Leave out the pictures and repeat the data exactly.

Raw data:
+---+

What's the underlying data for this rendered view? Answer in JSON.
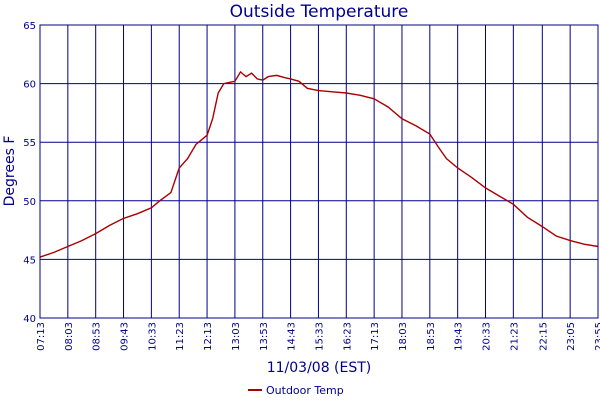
{
  "chart_data": {
    "type": "line",
    "title": "Outside Temperature",
    "xlabel": "11/03/08 (EST)",
    "ylabel": "Degrees F",
    "ylim": [
      40,
      65
    ],
    "yticks": [
      40,
      45,
      50,
      55,
      60,
      65
    ],
    "x_tick_labels": [
      "07:13",
      "08:03",
      "08:53",
      "09:43",
      "10:33",
      "11:23",
      "12:13",
      "13:03",
      "13:53",
      "14:43",
      "15:33",
      "16:23",
      "17:13",
      "18:03",
      "18:53",
      "19:43",
      "20:33",
      "21:23",
      "22:15",
      "23:05",
      "23:55"
    ],
    "grid": true,
    "legend_position": "bottom",
    "colors": {
      "series": "#aa0000",
      "axis": "#00008b",
      "grid": "#00008b"
    },
    "series": [
      {
        "name": "Outdoor Temp",
        "x": [
          "07:13",
          "07:38",
          "08:03",
          "08:28",
          "08:53",
          "09:18",
          "09:43",
          "10:08",
          "10:33",
          "10:48",
          "11:08",
          "11:23",
          "11:38",
          "11:53",
          "12:13",
          "12:23",
          "12:33",
          "12:43",
          "12:53",
          "13:03",
          "13:13",
          "13:23",
          "13:33",
          "13:43",
          "13:53",
          "14:03",
          "14:18",
          "14:33",
          "14:43",
          "14:58",
          "15:13",
          "15:33",
          "15:58",
          "16:23",
          "16:48",
          "17:13",
          "17:38",
          "18:03",
          "18:28",
          "18:53",
          "19:08",
          "19:23",
          "19:43",
          "20:08",
          "20:33",
          "20:58",
          "21:23",
          "21:48",
          "22:15",
          "22:40",
          "23:05",
          "23:30",
          "23:55"
        ],
        "values": [
          45.2,
          45.6,
          46.1,
          46.6,
          47.2,
          47.9,
          48.5,
          48.9,
          49.4,
          50.0,
          50.7,
          52.8,
          53.6,
          54.8,
          55.6,
          57.0,
          59.2,
          60.0,
          60.1,
          60.2,
          61.0,
          60.6,
          60.9,
          60.4,
          60.3,
          60.6,
          60.7,
          60.5,
          60.4,
          60.2,
          59.6,
          59.4,
          59.3,
          59.2,
          59.0,
          58.7,
          58.0,
          57.0,
          56.4,
          55.7,
          54.6,
          53.6,
          52.8,
          52.0,
          51.1,
          50.4,
          49.7,
          48.6,
          47.8,
          47.0,
          46.6,
          46.3,
          46.1
        ]
      }
    ]
  }
}
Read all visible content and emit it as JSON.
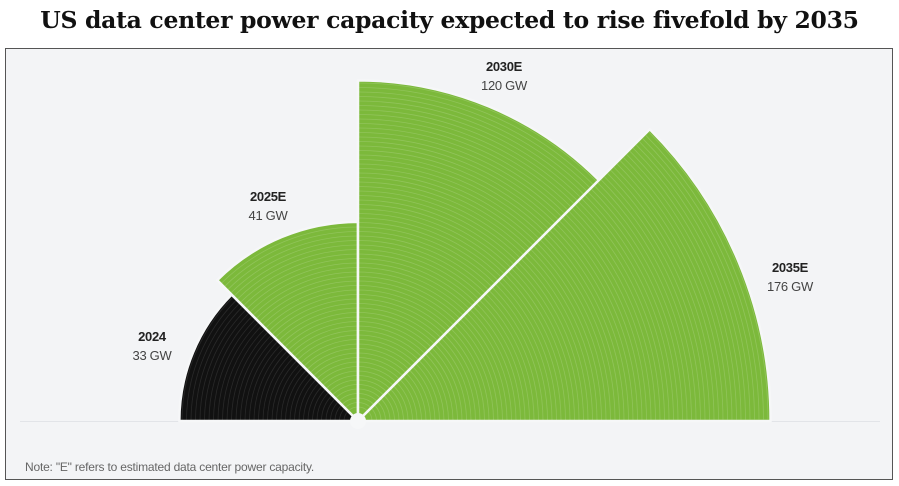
{
  "title": "US data center power capacity expected to rise fivefold by 2035",
  "note": "Note: \"E\" refers to estimated data center power capacity.",
  "chart_data": {
    "type": "polar-area",
    "title": "US data center power capacity expected to rise fivefold by 2035",
    "unit": "GW",
    "categories": [
      "2024",
      "2025E",
      "2030E",
      "2035E"
    ],
    "values": [
      33,
      41,
      120,
      176
    ],
    "value_labels": [
      "33 GW",
      "41 GW",
      "120 GW",
      "176 GW"
    ],
    "colors": [
      "#111111",
      "#7cb93b",
      "#7cb93b",
      "#7cb93b"
    ],
    "grid": false
  }
}
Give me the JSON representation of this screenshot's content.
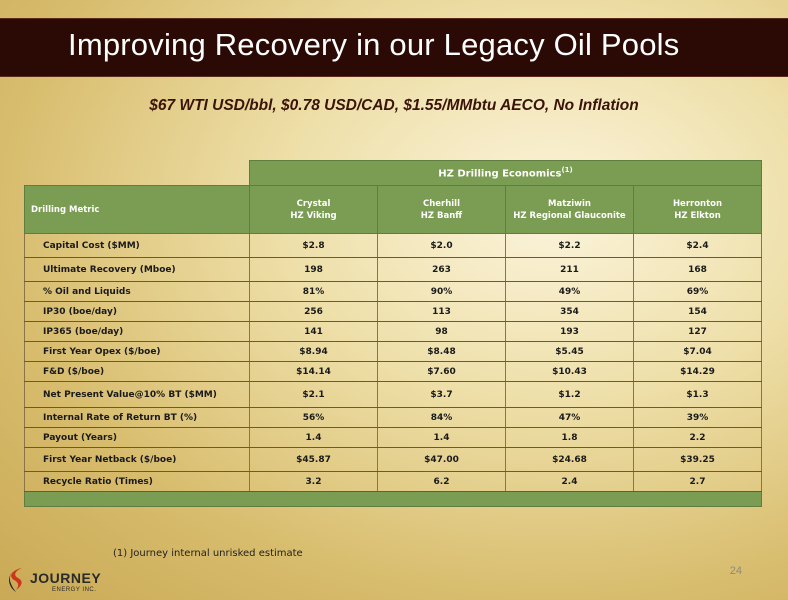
{
  "title": "Improving Recovery in our Legacy Oil Pools",
  "subtitle": "$67 WTI USD/bbl, $0.78 USD/CAD, $1.55/MMbtu  AECO, No Inflation",
  "table": {
    "group_header": "HZ Drilling Economics",
    "group_header_note": "(1)",
    "metric_header": "Drilling Metric",
    "columns": [
      {
        "line1": "Crystal",
        "line2": "HZ Viking"
      },
      {
        "line1": "Cherhill",
        "line2": "HZ Banff"
      },
      {
        "line1": "Matziwin",
        "line2": "HZ Regional Glauconite"
      },
      {
        "line1": "Herronton",
        "line2": "HZ Elkton"
      }
    ],
    "rows": [
      {
        "label": "Capital Cost ($MM)",
        "values": [
          "$2.8",
          "$2.0",
          "$2.2",
          "$2.4"
        ]
      },
      {
        "label": "Ultimate Recovery (Mboe)",
        "values": [
          "198",
          "263",
          "211",
          "168"
        ]
      },
      {
        "label": "% Oil and Liquids",
        "values": [
          "81%",
          "90%",
          "49%",
          "69%"
        ]
      },
      {
        "label": "IP30 (boe/day)",
        "values": [
          "256",
          "113",
          "354",
          "154"
        ]
      },
      {
        "label": "IP365 (boe/day)",
        "values": [
          "141",
          "98",
          "193",
          "127"
        ]
      },
      {
        "label": "First Year Opex ($/boe)",
        "values": [
          "$8.94",
          "$8.48",
          "$5.45",
          "$7.04"
        ]
      },
      {
        "label": "F&D ($/boe)",
        "values": [
          "$14.14",
          "$7.60",
          "$10.43",
          "$14.29"
        ]
      },
      {
        "label": "Net Present Value@10% BT ($MM)",
        "values": [
          "$2.1",
          "$3.7",
          "$1.2",
          "$1.3"
        ]
      },
      {
        "label": "Internal Rate of Return BT (%)",
        "values": [
          "56%",
          "84%",
          "47%",
          "39%"
        ]
      },
      {
        "label": "Payout (Years)",
        "values": [
          "1.4",
          "1.4",
          "1.8",
          "2.2"
        ]
      },
      {
        "label": "First Year Netback ($/boe)",
        "values": [
          "$45.87",
          "$47.00",
          "$24.68",
          "$39.25"
        ]
      },
      {
        "label": "Recycle Ratio (Times)",
        "values": [
          "3.2",
          "6.2",
          "2.4",
          "2.7"
        ]
      }
    ]
  },
  "footnote": "(1)  Journey internal unrisked estimate",
  "page_number": "24",
  "logo": {
    "name": "JOURNEY",
    "tagline": "ENERGY INC.",
    "icon": "journey-swirl-logo-icon"
  },
  "colors": {
    "title_bar": "#2b0a05",
    "table_header": "#7b9c53",
    "subtitle_text": "#3a1408",
    "logo_accent": "#d0341c"
  }
}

+---+

Response for this exercise:
What's the underlying data for this rendered view? Answer in JSON.
{
  "chart_data": {
    "type": "line",
    "title": "Outside Temperature",
    "xlabel": "11/03/08 (EST)",
    "ylabel": "Degrees F",
    "ylim": [
      40,
      65
    ],
    "yticks": [
      40,
      45,
      50,
      55,
      60,
      65
    ],
    "x_tick_labels": [
      "07:13",
      "08:03",
      "08:53",
      "09:43",
      "10:33",
      "11:23",
      "12:13",
      "13:03",
      "13:53",
      "14:43",
      "15:33",
      "16:23",
      "17:13",
      "18:03",
      "18:53",
      "19:43",
      "20:33",
      "21:23",
      "22:15",
      "23:05",
      "23:55"
    ],
    "grid": true,
    "legend_position": "bottom",
    "colors": {
      "series": "#aa0000",
      "axis": "#00008b",
      "grid": "#00008b"
    },
    "series": [
      {
        "name": "Outdoor Temp",
        "x": [
          "07:13",
          "07:38",
          "08:03",
          "08:28",
          "08:53",
          "09:18",
          "09:43",
          "10:08",
          "10:33",
          "10:48",
          "11:08",
          "11:23",
          "11:38",
          "11:53",
          "12:13",
          "12:23",
          "12:33",
          "12:43",
          "12:53",
          "13:03",
          "13:13",
          "13:23",
          "13:33",
          "13:43",
          "13:53",
          "14:03",
          "14:18",
          "14:33",
          "14:43",
          "14:58",
          "15:13",
          "15:33",
          "15:58",
          "16:23",
          "16:48",
          "17:13",
          "17:38",
          "18:03",
          "18:28",
          "18:53",
          "19:08",
          "19:23",
          "19:43",
          "20:08",
          "20:33",
          "20:58",
          "21:23",
          "21:48",
          "22:15",
          "22:40",
          "23:05",
          "23:30",
          "23:55"
        ],
        "values": [
          45.2,
          45.6,
          46.1,
          46.6,
          47.2,
          47.9,
          48.5,
          48.9,
          49.4,
          50.0,
          50.7,
          52.8,
          53.6,
          54.8,
          55.6,
          57.0,
          59.2,
          60.0,
          60.1,
          60.2,
          61.0,
          60.6,
          60.9,
          60.4,
          60.3,
          60.6,
          60.7,
          60.5,
          60.4,
          60.2,
          59.6,
          59.4,
          59.3,
          59.2,
          59.0,
          58.7,
          58.0,
          57.0,
          56.4,
          55.7,
          54.6,
          53.6,
          52.8,
          52.0,
          51.1,
          50.4,
          49.7,
          48.6,
          47.8,
          47.0,
          46.6,
          46.3,
          46.1
        ]
      }
    ]
  }
}
Read all visible content and emit it as JSON.
{
  "title": "US data center power capacity expected to rise fivefold by 2035",
  "note": "Note: \"E\" refers to estimated data center power capacity.",
  "chart_data": {
    "type": "polar-area",
    "title": "US data center power capacity expected to rise fivefold by 2035",
    "unit": "GW",
    "categories": [
      "2024",
      "2025E",
      "2030E",
      "2035E"
    ],
    "values": [
      33,
      41,
      120,
      176
    ],
    "value_labels": [
      "33 GW",
      "41 GW",
      "120 GW",
      "176 GW"
    ],
    "colors": [
      "#111111",
      "#7cb93b",
      "#7cb93b",
      "#7cb93b"
    ],
    "grid": false
  }
}
Give me the JSON representation of this screenshot's content.
{
  "title": "Improving Recovery in our Legacy Oil Pools",
  "subtitle": "$67 WTI USD/bbl, $0.78 USD/CAD, $1.55/MMbtu  AECO, No Inflation",
  "table": {
    "group_header": "HZ Drilling Economics",
    "group_header_note": "(1)",
    "metric_header": "Drilling Metric",
    "columns": [
      {
        "line1": "Crystal",
        "line2": "HZ Viking"
      },
      {
        "line1": "Cherhill",
        "line2": "HZ Banff"
      },
      {
        "line1": "Matziwin",
        "line2": "HZ Regional Glauconite"
      },
      {
        "line1": "Herronton",
        "line2": "HZ Elkton"
      }
    ],
    "rows": [
      {
        "label": "Capital Cost ($MM)",
        "values": [
          "$2.8",
          "$2.0",
          "$2.2",
          "$2.4"
        ]
      },
      {
        "label": "Ultimate Recovery (Mboe)",
        "values": [
          "198",
          "263",
          "211",
          "168"
        ]
      },
      {
        "label": "% Oil and Liquids",
        "values": [
          "81%",
          "90%",
          "49%",
          "69%"
        ]
      },
      {
        "label": "IP30 (boe/day)",
        "values": [
          "256",
          "113",
          "354",
          "154"
        ]
      },
      {
        "label": "IP365 (boe/day)",
        "values": [
          "141",
          "98",
          "193",
          "127"
        ]
      },
      {
        "label": "First Year Opex ($/boe)",
        "values": [
          "$8.94",
          "$8.48",
          "$5.45",
          "$7.04"
        ]
      },
      {
        "label": "F&D ($/boe)",
        "values": [
          "$14.14",
          "$7.60",
          "$10.43",
          "$14.29"
        ]
      },
      {
        "label": "Net Present Value@10% BT ($MM)",
        "values": [
          "$2.1",
          "$3.7",
          "$1.2",
          "$1.3"
        ]
      },
      {
        "label": "Internal Rate of Return BT (%)",
        "values": [
          "56%",
          "84%",
          "47%",
          "39%"
        ]
      },
      {
        "label": "Payout (Years)",
        "values": [
          "1.4",
          "1.4",
          "1.8",
          "2.2"
        ]
      },
      {
        "label": "First Year Netback ($/boe)",
        "values": [
          "$45.87",
          "$47.00",
          "$24.68",
          "$39.25"
        ]
      },
      {
        "label": "Recycle Ratio (Times)",
        "values": [
          "3.2",
          "6.2",
          "2.4",
          "2.7"
        ]
      }
    ]
  },
  "footnote": "(1)  Journey internal unrisked estimate",
  "page_number": "24",
  "logo": {
    "name": "JOURNEY",
    "tagline": "ENERGY INC.",
    "icon": "journey-swirl-logo-icon"
  },
  "colors": {
    "title_bar": "#2b0a05",
    "table_header": "#7b9c53",
    "subtitle_text": "#3a1408",
    "logo_accent": "#d0341c"
  }
}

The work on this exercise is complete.